EXCERPTED TEXT:
● ● ● ● ●

I was tempted by many recipes for this review and look forward to encountering them in the future, but will have to make do with eight: Tibby’s Hungarian Harvest Goulash (Kalala Organic Estate Winery), Chicken Cacciatore with Semolina Polenta (La Frenz Winery), Charlie’s Äelplermagronen (Ruby Blues Winery), Janice’s Chicken Marbella (Meyer Family Vineyards), Oma’s Rouladen (Wild Goose Vineyards), Nighthawk Vineyards Cassoulet, Toor Family Black Lentil Dal (Desert Hills Estate Winery), and Unsworth Seafood Chowder (Unsworth Vineyards). As you can see, I am not being fair to the soups, salads, fondue, desserts, jams, or cookies, but with all these hearty hit-it-out-of-the-park entrees in front of me, what could I do?
Tibby’s Hungarian Harvest Goulash has all the ingredients you would want in such a dish — bacon, onion, garlic, tomatoes, paprika, caraway seeds, beef. I like the way Tibby spoils himself with the use of tenderloin tips rather than chuck stewing beef and I went that route myself. It made for a succulent and tender meat dish. I used a paprika that I suspect wasn’t as hot as Tibby’s preferred, but I felt ¼ cup of any kind of paprika should be ample. The dish called for water as its liquid, as opposed to a stock, but the flavour proved sufficient — pungent from the paprika, nutty from the caraway seeds, and with that smoky tang bacon always provides. A very tasty goulash, a definite keeper.

● ● ● ● ●

STORED DATA:
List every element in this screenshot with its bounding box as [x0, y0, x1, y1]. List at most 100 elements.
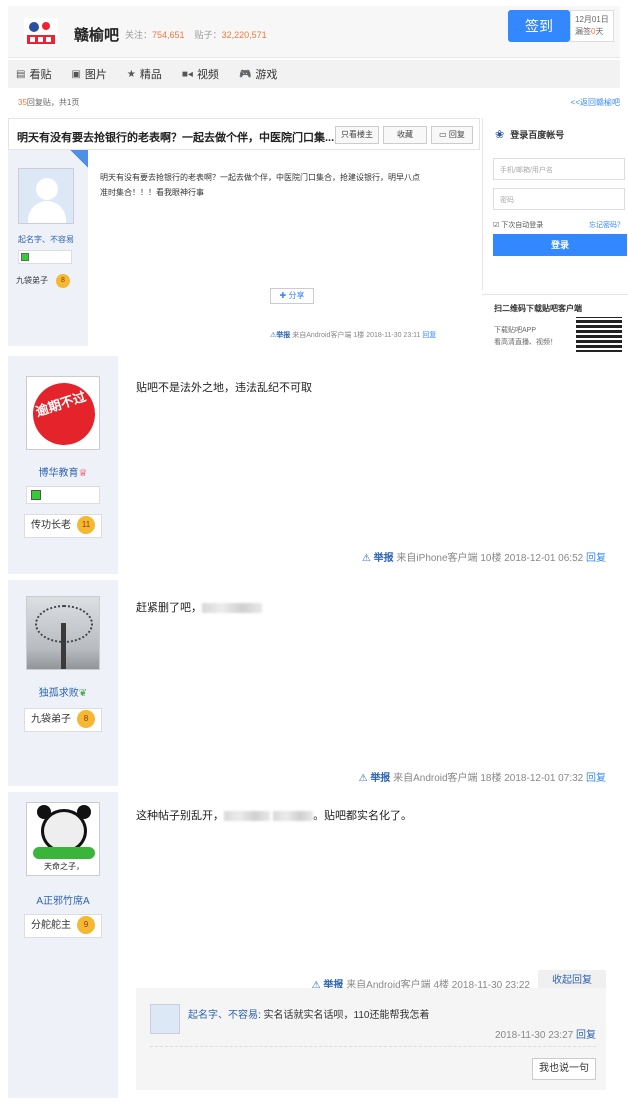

● ● ● ● ●

EXERCISE TASKS:
• a. According to the cookbook review, which cut of beef did the reviewer use for the goulash?
• b. Return the passage of the cookbook review starting at "I was tempted" and ending at "could I do?".
• c. Resume the cookbook review from the point where it stops.

WRITTEN ANSWERS:
• a. Tenderloin tips, rather than chuck stewing beef.

• b.
I was tempted by many recipes for this review and look forward to encountering them in the future, but will have to make do with eight: Tibby’s Hungarian Harvest Goulash (Kalala Organic Estate Winery), Chicken Cacciatore with Semolina Polenta (La Frenz Winery), Charlie’s Äelplermagronen (Ruby Blues Winery), Janice’s Chicken Marbella (Meyer Family Vineyards), Oma’s Rouladen (Wild Goose Vineyards), Nighthawk Vineyards Cassoulet, Toor Family Black Lentil Dal (Desert Hills Estate Winery), and Unsworth Seafood Chowder (Unsworth Vineyards). As you can see, I am not being fair to the soups, salads, fondue, desserts, jams, or cookies, but with all these hearty hit-it-out-of-the-park entrees in front of me, what could I do?

• c.
The Chicken Cacciatore with Semolina Polenta from La Frenz Winery was also excellent. This came as somewhat of a surprise, since the dish eschewed any herbs, relying only on salt and pepper for seasoning. No oregano, basil, or bay leaves, no parsley, rosemary, or thyme. But the dish was perfectly flavourful without such aid. Perhaps it was the generous amount of mushrooms (four cups) or the chicken stock. And onion and garlic, of course, lend savour to any dish. The polenta had a pleasant buttery taste and made a perfect bed, absorbing the flavours of the sauce admirably. A winner.
The Alpine Mac and Cheese, on the other hand, was a disaster, looking nothing like the picture in the book. I don’t know whether I did something wrong or some specified amount was off. All I know is that I ended up with mac and cheese sludge. The taste was good but the texture unacceptable.
The cooking occurs in two stages: first, diced bacon, sliced onion, and garlic, cooked for 30 minutes or so to caramelize the onion and crisp the bacon. You then remove this concoction and put in the pan the diced potatoes, penne, vegetable stock and cream and cook until the pasta has absorbed the liquid and is al dente. The problem was the penne was al dente long before it had absorbed the stock-cream mix. So I cooked it until the liquid was sufficiently reduced, by which time the penne was far overdone. You then add the onion-garlic-bacon mix and the gruyère and the consistency of the dish turns to mush.
I don’t know what the problem was, but I would do two things differently. First, I would dice the onion rather than slice it, so that its consistency would be looser, tending less to clump. Second, I would use less liquid. The recipe calls for two cups of vegetable stock and one of light cream for one cup of penne and two of diced potatoes. I would try cutting the stock by half and see what happens. I want my mac and cheese to look as appetizing as the one in the picture.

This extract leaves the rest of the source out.